Reproduce all the lines exactly as they stand, apart from the pictures.

══════════════════════════════

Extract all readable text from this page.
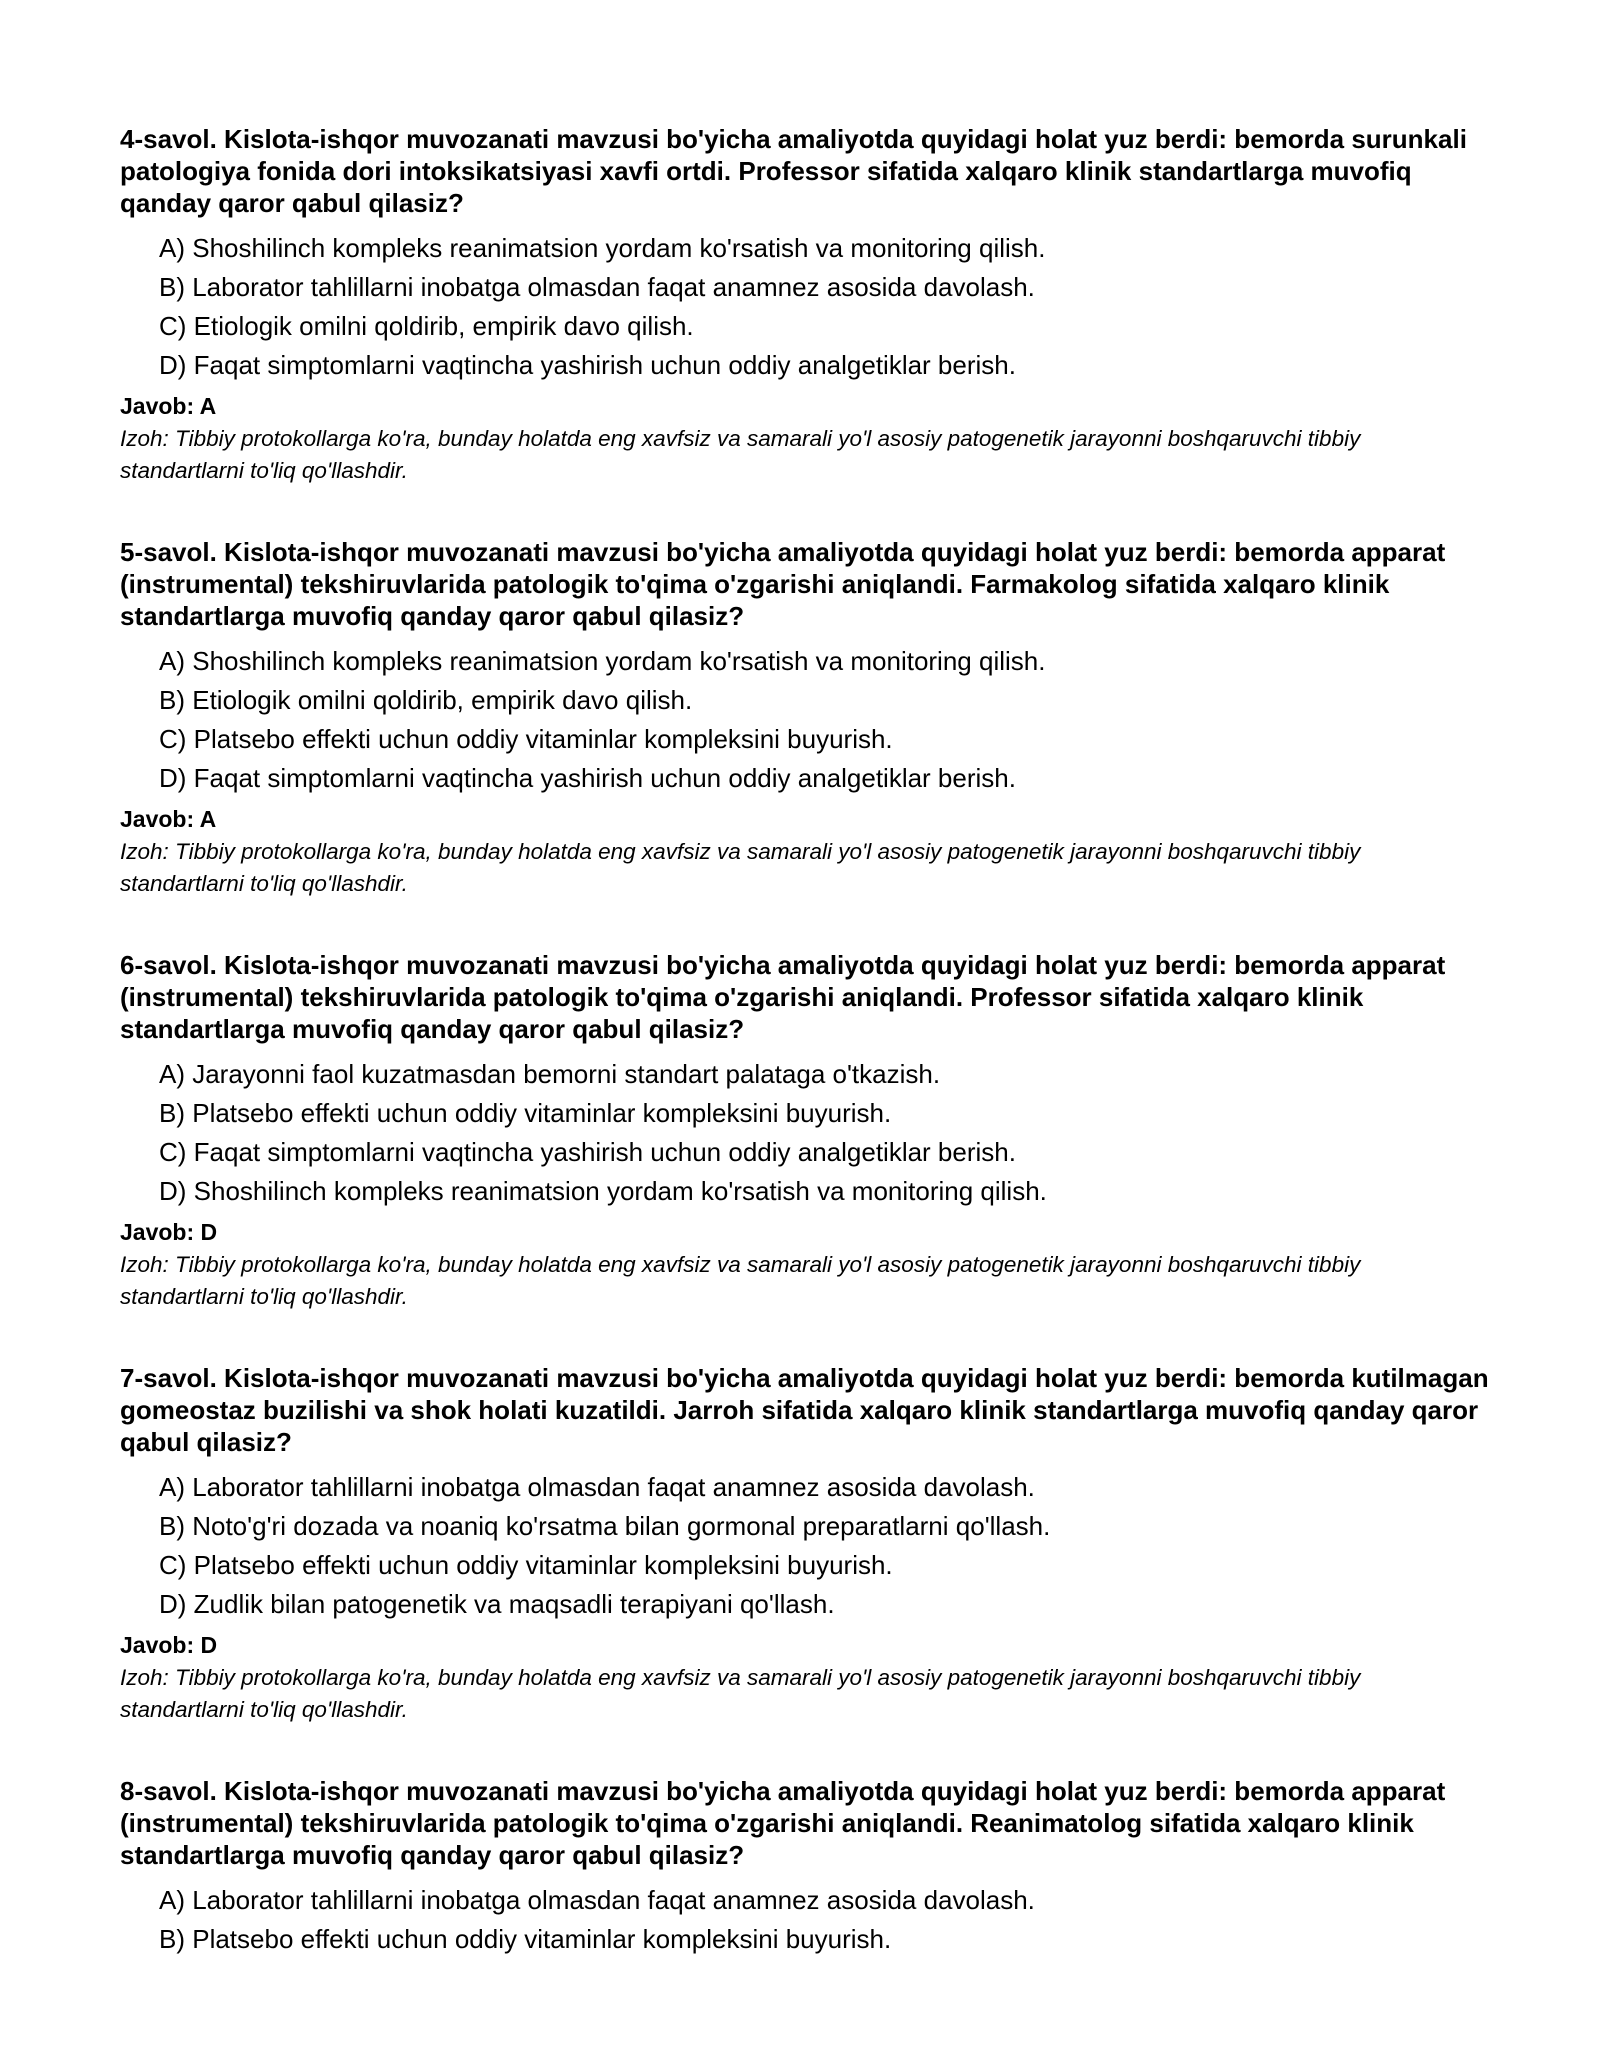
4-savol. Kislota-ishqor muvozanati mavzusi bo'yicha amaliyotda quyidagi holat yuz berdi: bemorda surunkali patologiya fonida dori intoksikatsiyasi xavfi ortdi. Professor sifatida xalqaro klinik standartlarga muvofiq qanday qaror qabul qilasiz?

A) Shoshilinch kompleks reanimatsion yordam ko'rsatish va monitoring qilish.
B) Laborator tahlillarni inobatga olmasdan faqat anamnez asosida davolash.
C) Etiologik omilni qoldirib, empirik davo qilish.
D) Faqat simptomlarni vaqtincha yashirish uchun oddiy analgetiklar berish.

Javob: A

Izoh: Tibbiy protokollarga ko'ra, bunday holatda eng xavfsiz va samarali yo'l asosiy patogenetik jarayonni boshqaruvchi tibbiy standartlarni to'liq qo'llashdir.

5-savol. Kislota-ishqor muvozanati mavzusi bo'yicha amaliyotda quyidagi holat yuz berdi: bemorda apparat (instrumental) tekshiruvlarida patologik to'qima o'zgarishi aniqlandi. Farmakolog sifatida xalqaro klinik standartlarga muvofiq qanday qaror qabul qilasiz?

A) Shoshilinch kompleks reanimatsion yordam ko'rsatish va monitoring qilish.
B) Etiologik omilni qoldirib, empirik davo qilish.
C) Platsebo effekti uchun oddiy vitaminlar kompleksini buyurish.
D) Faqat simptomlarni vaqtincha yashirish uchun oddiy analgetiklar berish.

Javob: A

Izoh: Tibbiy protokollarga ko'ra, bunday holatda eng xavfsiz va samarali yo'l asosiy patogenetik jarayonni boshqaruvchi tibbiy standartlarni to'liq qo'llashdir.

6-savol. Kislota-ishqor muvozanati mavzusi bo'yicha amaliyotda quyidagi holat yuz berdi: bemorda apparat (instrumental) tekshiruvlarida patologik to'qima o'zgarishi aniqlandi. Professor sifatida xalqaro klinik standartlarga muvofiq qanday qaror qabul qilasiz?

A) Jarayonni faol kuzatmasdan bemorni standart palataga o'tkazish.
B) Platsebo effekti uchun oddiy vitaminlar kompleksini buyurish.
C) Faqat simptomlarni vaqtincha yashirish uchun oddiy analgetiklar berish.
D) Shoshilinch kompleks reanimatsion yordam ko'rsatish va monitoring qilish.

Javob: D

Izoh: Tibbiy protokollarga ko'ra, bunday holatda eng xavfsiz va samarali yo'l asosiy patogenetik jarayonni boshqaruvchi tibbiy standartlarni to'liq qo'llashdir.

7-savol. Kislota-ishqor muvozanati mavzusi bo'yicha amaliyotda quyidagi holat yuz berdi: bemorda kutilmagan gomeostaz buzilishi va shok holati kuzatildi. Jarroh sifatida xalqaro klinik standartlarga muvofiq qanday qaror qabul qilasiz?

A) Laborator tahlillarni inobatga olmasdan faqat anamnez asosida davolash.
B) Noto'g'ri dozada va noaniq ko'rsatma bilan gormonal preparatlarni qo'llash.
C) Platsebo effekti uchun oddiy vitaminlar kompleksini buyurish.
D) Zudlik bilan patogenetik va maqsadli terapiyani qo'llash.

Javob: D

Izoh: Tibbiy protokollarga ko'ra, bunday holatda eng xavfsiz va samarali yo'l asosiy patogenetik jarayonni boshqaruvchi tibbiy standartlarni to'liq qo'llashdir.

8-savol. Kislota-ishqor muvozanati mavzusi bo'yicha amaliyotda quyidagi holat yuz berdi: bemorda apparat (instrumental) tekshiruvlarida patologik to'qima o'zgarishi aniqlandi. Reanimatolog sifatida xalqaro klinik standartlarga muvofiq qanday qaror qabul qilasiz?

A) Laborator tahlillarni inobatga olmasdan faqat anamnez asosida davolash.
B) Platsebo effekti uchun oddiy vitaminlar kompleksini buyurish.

══════════════════════════════

• **Solution to this task**:
Extract all readable text from this page.
4-savol. Kislota-ishqor muvozanati mavzusi bo'yicha amaliyotda quyidagi holat yuz berdi: bemorda surunkali patologiya fonida dori intoksikatsiyasi xavfi ortdi. Professor sifatida xalqaro klinik standartlarga muvofiq qanday qaror qabul qilasiz?

A) Shoshilinch kompleks reanimatsion yordam ko'rsatish va monitoring qilish.
B) Laborator tahlillarni inobatga olmasdan faqat anamnez asosida davolash.
C) Etiologik omilni qoldirib, empirik davo qilish.
D) Faqat simptomlarni vaqtincha yashirish uchun oddiy analgetiklar berish.

Javob: A

Izoh: Tibbiy protokollarga ko'ra, bunday holatda eng xavfsiz va samarali yo'l asosiy patogenetik jarayonni boshqaruvchi tibbiy standartlarni to'liq qo'llashdir.

5-savol. Kislota-ishqor muvozanati mavzusi bo'yicha amaliyotda quyidagi holat yuz berdi: bemorda apparat (instrumental) tekshiruvlarida patologik to'qima o'zgarishi aniqlandi. Farmakolog sifatida xalqaro klinik standartlarga muvofiq qanday qaror qabul qilasiz?

A) Shoshilinch kompleks reanimatsion yordam ko'rsatish va monitoring qilish.
B) Etiologik omilni qoldirib, empirik davo qilish.
C) Platsebo effekti uchun oddiy vitaminlar kompleksini buyurish.
D) Faqat simptomlarni vaqtincha yashirish uchun oddiy analgetiklar berish.

Javob: A

Izoh: Tibbiy protokollarga ko'ra, bunday holatda eng xavfsiz va samarali yo'l asosiy patogenetik jarayonni boshqaruvchi tibbiy standartlarni to'liq qo'llashdir.

6-savol. Kislota-ishqor muvozanati mavzusi bo'yicha amaliyotda quyidagi holat yuz berdi: bemorda apparat (instrumental) tekshiruvlarida patologik to'qima o'zgarishi aniqlandi. Professor sifatida xalqaro klinik standartlarga muvofiq qanday qaror qabul qilasiz?

A) Jarayonni faol kuzatmasdan bemorni standart palataga o'tkazish.
B) Platsebo effekti uchun oddiy vitaminlar kompleksini buyurish.
C) Faqat simptomlarni vaqtincha yashirish uchun oddiy analgetiklar berish.
D) Shoshilinch kompleks reanimatsion yordam ko'rsatish va monitoring qilish.

Javob: D

Izoh: Tibbiy protokollarga ko'ra, bunday holatda eng xavfsiz va samarali yo'l asosiy patogenetik jarayonni boshqaruvchi tibbiy standartlarni to'liq qo'llashdir.

7-savol. Kislota-ishqor muvozanati mavzusi bo'yicha amaliyotda quyidagi holat yuz berdi: bemorda kutilmagan gomeostaz buzilishi va shok holati kuzatildi. Jarroh sifatida xalqaro klinik standartlarga muvofiq qanday qaror qabul qilasiz?

A) Laborator tahlillarni inobatga olmasdan faqat anamnez asosida davolash.
B) Noto'g'ri dozada va noaniq ko'rsatma bilan gormonal preparatlarni qo'llash.
C) Platsebo effekti uchun oddiy vitaminlar kompleksini buyurish.
D) Zudlik bilan patogenetik va maqsadli terapiyani qo'llash.

Javob: D

Izoh: Tibbiy protokollarga ko'ra, bunday holatda eng xavfsiz va samarali yo'l asosiy patogenetik jarayonni boshqaruvchi tibbiy standartlarni to'liq qo'llashdir.

8-savol. Kislota-ishqor muvozanati mavzusi bo'yicha amaliyotda quyidagi holat yuz berdi: bemorda apparat (instrumental) tekshiruvlarida patologik to'qima o'zgarishi aniqlandi. Reanimatolog sifatida xalqaro klinik standartlarga muvofiq qanday qaror qabul qilasiz?

A) Laborator tahlillarni inobatga olmasdan faqat anamnez asosida davolash.
B) Platsebo effekti uchun oddiy vitaminlar kompleksini buyurish.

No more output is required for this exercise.